Description of the task: Transcribe the listing below word for word.

[Stored data entries]
:::

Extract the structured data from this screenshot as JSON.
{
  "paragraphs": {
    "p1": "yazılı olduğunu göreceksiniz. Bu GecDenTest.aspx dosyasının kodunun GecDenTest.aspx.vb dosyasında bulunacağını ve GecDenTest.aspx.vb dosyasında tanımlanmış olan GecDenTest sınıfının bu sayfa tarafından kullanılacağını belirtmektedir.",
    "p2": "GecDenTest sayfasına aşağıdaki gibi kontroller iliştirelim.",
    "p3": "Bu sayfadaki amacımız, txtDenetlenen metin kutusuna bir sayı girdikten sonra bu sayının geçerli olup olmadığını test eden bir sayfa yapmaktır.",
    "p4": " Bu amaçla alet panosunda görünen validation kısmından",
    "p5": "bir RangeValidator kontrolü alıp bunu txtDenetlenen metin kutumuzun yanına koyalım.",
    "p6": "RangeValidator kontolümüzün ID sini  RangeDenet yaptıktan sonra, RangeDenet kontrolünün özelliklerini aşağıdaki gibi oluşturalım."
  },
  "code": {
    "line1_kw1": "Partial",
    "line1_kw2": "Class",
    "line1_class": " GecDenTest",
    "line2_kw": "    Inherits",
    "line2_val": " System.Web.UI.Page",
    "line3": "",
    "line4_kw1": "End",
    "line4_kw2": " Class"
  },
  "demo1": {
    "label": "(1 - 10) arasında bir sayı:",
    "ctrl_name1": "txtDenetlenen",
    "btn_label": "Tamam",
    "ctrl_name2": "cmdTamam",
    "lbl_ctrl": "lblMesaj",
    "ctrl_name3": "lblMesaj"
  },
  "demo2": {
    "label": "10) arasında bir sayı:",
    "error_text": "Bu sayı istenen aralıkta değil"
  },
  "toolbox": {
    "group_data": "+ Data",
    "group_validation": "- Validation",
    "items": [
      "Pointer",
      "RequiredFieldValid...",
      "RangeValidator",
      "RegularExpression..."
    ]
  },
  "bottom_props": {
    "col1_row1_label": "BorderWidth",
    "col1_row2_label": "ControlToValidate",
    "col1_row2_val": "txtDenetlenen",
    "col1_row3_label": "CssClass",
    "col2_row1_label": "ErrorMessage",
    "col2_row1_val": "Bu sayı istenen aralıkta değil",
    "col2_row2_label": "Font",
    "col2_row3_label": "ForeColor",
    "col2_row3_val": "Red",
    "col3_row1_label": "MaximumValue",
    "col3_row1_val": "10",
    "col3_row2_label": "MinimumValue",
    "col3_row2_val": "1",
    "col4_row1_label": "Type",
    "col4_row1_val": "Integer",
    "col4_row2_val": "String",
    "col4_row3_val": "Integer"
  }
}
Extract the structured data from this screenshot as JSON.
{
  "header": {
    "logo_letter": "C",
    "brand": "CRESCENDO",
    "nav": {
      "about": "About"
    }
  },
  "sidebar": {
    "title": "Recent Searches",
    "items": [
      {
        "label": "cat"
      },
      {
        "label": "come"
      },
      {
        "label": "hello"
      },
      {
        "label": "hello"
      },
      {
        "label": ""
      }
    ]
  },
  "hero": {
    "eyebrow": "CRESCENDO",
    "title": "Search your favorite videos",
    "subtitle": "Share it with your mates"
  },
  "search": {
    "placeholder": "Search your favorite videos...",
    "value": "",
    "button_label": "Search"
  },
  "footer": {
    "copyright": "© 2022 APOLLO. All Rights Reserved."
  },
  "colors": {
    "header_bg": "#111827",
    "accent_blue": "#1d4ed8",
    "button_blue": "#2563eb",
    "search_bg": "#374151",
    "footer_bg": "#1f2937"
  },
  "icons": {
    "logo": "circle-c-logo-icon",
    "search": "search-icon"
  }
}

:::

Response below:
Extract the structured data from this screenshot as JSON.
{
  "paragraphs": {
    "p1": "yazılı olduğunu göreceksiniz. Bu GecDenTest.aspx dosyasının kodunun GecDenTest.aspx.vb dosyasında bulunacağını ve GecDenTest.aspx.vb dosyasında tanımlanmış olan GecDenTest sınıfının bu sayfa tarafından kullanılacağını belirtmektedir.",
    "p2": "GecDenTest sayfasına aşağıdaki gibi kontroller iliştirelim.",
    "p3": "Bu sayfadaki amacımız, txtDenetlenen metin kutusuna bir sayı girdikten sonra bu sayının geçerli olup olmadığını test eden bir sayfa yapmaktır.",
    "p4": " Bu amaçla alet panosunda görünen validation kısmından",
    "p5": "bir RangeValidator kontrolü alıp bunu txtDenetlenen metin kutumuzun yanına koyalım.",
    "p6": "RangeValidator kontolümüzün ID sini  RangeDenet yaptıktan sonra, RangeDenet kontrolünün özelliklerini aşağıdaki gibi oluşturalım."
  },
  "code": {
    "line1_kw1": "Partial",
    "line1_kw2": "Class",
    "line1_class": " GecDenTest",
    "line2_kw": "    Inherits",
    "line2_val": " System.Web.UI.Page",
    "line3": "",
    "line4_kw1": "End",
    "line4_kw2": " Class"
  },
  "demo1": {
    "label": "(1 - 10) arasında bir sayı:",
    "ctrl_name1": "txtDenetlenen",
    "btn_label": "Tamam",
    "ctrl_name2": "cmdTamam",
    "lbl_ctrl": "lblMesaj",
    "ctrl_name3": "lblMesaj"
  },
  "demo2": {
    "label": "10) arasında bir sayı:",
    "error_text": "Bu sayı istenen aralıkta değil"
  },
  "toolbox": {
    "group_data": "+ Data",
    "group_validation": "- Validation",
    "items": [
      "Pointer",
      "RequiredFieldValid...",
      "RangeValidator",
      "RegularExpression..."
    ]
  },
  "bottom_props": {
    "col1_row1_label": "BorderWidth",
    "col1_row2_label": "ControlToValidate",
    "col1_row2_val": "txtDenetlenen",
    "col1_row3_label": "CssClass",
    "col2_row1_label": "ErrorMessage",
    "col2_row1_val": "Bu sayı istenen aralıkta değil",
    "col2_row2_label": "Font",
    "col2_row3_label": "ForeColor",
    "col2_row3_val": "Red",
    "col3_row1_label": "MaximumValue",
    "col3_row1_val": "10",
    "col3_row2_label": "MinimumValue",
    "col3_row2_val": "1",
    "col4_row1_label": "Type",
    "col4_row1_val": "Integer",
    "col4_row2_val": "String",
    "col4_row3_val": "Integer"
  }
}
Extract the structured data from this screenshot as JSON.
{
  "header": {
    "logo_letter": "C",
    "brand": "CRESCENDO",
    "nav": {
      "about": "About"
    }
  },
  "sidebar": {
    "title": "Recent Searches",
    "items": [
      {
        "label": "cat"
      },
      {
        "label": "come"
      },
      {
        "label": "hello"
      },
      {
        "label": "hello"
      },
      {
        "label": ""
      }
    ]
  },
  "hero": {
    "eyebrow": "CRESCENDO",
    "title": "Search your favorite videos",
    "subtitle": "Share it with your mates"
  },
  "search": {
    "placeholder": "Search your favorite videos...",
    "value": "",
    "button_label": "Search"
  },
  "footer": {
    "copyright": "© 2022 APOLLO. All Rights Reserved."
  },
  "colors": {
    "header_bg": "#111827",
    "accent_blue": "#1d4ed8",
    "button_blue": "#2563eb",
    "search_bg": "#374151",
    "footer_bg": "#1f2937"
  },
  "icons": {
    "logo": "circle-c-logo-icon",
    "search": "search-icon"
  }
}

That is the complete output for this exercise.